• _Requirement_
Lay out everything in the data below, from its first line down through the line containing "unlock-icon: ❢ bbox=[25, 396, 37, 412]", as a Markdown table with the columns "Row" and "Line", giving each line a row number and leaving out any blank lines.

---*---

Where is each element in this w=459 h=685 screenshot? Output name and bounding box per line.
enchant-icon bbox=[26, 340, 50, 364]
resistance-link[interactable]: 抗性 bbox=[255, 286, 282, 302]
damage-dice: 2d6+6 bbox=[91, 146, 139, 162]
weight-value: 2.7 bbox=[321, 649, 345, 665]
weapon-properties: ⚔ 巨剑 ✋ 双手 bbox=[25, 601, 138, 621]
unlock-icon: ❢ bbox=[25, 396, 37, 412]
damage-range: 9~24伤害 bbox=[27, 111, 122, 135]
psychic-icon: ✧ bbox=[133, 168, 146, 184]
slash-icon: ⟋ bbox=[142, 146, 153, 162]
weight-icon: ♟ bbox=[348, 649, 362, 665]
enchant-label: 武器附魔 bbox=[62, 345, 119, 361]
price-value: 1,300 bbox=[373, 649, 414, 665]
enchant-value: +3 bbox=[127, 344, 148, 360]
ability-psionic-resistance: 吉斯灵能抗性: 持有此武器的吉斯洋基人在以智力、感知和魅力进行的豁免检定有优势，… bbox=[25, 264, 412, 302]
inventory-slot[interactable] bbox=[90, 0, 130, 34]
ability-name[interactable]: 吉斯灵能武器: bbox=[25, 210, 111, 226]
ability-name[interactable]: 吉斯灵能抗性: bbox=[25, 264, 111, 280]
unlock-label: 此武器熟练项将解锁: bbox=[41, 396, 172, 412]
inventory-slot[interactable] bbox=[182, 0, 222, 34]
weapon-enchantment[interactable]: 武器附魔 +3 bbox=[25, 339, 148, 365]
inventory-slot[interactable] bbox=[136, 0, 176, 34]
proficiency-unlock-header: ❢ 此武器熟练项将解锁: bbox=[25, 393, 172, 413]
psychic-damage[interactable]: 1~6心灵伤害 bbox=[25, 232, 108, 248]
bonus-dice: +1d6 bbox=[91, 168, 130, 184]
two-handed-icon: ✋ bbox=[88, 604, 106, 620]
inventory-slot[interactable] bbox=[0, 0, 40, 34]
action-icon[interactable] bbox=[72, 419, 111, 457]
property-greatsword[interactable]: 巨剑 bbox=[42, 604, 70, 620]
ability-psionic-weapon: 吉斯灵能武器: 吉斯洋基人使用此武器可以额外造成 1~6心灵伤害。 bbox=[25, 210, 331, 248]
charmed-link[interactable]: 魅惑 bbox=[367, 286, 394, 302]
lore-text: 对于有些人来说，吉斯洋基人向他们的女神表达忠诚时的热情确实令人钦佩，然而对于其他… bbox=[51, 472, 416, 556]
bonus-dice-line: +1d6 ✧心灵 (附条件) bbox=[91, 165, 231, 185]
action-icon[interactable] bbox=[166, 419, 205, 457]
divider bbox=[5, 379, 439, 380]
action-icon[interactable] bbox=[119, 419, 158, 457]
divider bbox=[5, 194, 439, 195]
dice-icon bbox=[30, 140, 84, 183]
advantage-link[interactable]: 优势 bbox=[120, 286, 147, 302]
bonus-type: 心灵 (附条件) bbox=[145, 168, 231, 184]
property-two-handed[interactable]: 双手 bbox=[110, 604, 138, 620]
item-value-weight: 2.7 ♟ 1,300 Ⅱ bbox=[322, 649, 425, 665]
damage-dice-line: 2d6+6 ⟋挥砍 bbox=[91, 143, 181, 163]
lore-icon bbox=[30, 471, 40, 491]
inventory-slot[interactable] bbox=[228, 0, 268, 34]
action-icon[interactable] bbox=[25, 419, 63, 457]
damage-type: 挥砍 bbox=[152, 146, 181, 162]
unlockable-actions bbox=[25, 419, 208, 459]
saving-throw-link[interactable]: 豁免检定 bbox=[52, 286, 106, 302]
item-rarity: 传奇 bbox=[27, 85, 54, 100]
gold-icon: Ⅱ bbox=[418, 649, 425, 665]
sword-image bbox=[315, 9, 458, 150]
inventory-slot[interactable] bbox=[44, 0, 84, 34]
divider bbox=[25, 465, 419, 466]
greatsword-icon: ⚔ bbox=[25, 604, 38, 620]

---*---

• _Expected answer_
| Row | Line |
|---|---|
| 1 | Where is each element in this w=459 h=685 screenshot? Output name and bounding box per line. |
| 2 | enchant-icon bbox=[26, 340, 50, 364] |
| 3 | resistance-link[interactable]: 抗性 bbox=[255, 286, 282, 302] |
| 4 | damage-dice: 2d6+6 bbox=[91, 146, 139, 162] |
| 5 | weight-value: 2.7 bbox=[321, 649, 345, 665] |
| 6 | weapon-properties: ⚔ 巨剑 ✋ 双手 bbox=[25, 601, 138, 621] |
| 7 | unlock-icon: ❢ bbox=[25, 396, 37, 412] |